- _Short problem_
Pick out every line that holds the string "bölümlerden" and copy it.

- _Source data_
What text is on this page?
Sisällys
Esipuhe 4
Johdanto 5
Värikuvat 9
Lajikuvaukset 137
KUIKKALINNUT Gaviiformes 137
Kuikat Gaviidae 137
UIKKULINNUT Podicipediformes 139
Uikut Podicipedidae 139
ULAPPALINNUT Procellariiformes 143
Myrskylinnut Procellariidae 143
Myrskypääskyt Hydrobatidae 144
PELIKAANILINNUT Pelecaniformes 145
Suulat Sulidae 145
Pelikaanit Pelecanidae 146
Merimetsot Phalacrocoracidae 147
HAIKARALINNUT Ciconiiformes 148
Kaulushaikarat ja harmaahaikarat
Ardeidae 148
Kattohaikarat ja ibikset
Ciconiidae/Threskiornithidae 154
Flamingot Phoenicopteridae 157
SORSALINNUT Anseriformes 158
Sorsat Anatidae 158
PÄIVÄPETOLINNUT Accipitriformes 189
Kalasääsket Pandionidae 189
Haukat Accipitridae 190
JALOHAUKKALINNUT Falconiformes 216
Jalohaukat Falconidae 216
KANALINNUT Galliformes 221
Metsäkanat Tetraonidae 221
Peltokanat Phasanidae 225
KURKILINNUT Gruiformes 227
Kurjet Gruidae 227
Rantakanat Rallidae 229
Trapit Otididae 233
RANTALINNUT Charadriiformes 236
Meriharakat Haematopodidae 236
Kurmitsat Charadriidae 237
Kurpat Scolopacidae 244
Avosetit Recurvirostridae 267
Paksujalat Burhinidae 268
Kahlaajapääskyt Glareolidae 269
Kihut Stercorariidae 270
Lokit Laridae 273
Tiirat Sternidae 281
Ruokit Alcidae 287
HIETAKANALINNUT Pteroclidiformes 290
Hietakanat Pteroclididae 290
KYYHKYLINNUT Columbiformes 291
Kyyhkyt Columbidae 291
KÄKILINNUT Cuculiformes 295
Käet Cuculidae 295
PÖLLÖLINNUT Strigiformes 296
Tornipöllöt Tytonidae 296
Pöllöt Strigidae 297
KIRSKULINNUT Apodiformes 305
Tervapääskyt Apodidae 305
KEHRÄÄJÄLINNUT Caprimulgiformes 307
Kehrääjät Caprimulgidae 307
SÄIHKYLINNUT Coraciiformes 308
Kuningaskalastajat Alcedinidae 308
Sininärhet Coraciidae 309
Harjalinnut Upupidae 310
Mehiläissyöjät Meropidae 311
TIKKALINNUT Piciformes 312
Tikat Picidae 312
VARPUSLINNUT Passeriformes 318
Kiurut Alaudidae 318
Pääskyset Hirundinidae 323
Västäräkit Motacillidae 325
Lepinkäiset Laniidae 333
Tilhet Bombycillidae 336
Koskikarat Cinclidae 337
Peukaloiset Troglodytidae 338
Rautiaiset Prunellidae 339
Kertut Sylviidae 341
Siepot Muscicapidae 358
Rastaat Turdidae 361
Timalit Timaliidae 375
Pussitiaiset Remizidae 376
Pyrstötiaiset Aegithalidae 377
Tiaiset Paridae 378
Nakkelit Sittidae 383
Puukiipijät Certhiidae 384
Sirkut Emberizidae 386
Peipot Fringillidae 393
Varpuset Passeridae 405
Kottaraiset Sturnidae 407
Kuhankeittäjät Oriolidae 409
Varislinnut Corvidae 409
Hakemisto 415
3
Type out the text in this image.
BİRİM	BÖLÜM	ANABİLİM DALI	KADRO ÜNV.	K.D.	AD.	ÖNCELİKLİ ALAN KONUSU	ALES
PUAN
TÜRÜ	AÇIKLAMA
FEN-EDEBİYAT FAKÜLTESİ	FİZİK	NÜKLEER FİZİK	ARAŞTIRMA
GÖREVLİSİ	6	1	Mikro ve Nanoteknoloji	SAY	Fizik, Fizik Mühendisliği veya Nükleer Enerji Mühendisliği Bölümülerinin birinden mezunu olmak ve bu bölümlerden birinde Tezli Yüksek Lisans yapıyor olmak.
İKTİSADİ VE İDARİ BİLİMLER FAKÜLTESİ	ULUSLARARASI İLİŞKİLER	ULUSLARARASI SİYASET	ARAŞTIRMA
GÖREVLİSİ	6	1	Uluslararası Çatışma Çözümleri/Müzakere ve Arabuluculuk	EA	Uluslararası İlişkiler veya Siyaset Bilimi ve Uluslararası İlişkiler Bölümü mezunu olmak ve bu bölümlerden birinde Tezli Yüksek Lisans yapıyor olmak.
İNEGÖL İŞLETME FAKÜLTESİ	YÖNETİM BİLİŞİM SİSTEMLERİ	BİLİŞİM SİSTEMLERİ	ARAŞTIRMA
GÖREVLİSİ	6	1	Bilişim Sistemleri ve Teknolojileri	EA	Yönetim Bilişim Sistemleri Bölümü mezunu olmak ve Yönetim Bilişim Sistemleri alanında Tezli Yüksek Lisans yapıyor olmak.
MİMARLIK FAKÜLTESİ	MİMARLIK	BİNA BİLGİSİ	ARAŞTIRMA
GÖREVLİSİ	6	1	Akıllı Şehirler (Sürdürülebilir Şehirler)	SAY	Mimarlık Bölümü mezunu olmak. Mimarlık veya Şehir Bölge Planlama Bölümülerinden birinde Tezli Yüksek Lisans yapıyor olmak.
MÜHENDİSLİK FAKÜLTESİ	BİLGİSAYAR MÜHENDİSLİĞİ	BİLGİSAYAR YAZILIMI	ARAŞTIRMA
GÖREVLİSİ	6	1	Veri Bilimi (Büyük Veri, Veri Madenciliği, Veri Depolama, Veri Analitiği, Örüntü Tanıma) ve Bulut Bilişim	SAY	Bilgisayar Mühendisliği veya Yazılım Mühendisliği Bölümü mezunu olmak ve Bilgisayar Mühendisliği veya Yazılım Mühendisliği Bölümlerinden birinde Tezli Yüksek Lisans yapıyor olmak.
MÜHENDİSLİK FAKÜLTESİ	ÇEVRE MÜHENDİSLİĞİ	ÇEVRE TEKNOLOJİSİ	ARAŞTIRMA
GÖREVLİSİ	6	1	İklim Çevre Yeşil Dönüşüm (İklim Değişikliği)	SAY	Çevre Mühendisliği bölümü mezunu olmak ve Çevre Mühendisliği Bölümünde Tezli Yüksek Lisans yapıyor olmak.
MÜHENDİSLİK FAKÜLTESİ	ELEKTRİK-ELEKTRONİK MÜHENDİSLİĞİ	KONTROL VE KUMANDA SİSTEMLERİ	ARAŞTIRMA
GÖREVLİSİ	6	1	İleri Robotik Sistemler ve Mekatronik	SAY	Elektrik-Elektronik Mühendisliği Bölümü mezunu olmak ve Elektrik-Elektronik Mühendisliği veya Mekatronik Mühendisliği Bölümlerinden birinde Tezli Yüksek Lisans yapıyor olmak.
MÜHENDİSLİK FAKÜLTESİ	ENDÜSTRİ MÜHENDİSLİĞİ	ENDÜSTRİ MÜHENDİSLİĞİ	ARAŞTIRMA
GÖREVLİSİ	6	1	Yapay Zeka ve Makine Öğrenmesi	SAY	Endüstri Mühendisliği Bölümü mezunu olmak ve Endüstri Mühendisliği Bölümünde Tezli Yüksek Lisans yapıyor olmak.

- _Exercise response_
GÖREVLİSİ	6	1	Mikro ve Nanoteknoloji	SAY	Fizik, Fizik Mühendisliği veya Nükleer Enerji Mühendisliği Bölümülerinin birinden mezunu olmak ve bu bölümlerden birinde Tezli Yüksek Lisans yapıyor olmak.
GÖREVLİSİ	6	1	Uluslararası Çatışma Çözümleri/Müzakere ve Arabuluculuk	EA	Uluslararası İlişkiler veya Siyaset Bilimi ve Uluslararası İlişkiler Bölümü mezunu olmak ve bu bölümlerden birinde Tezli Yüksek Lisans yapıyor olmak.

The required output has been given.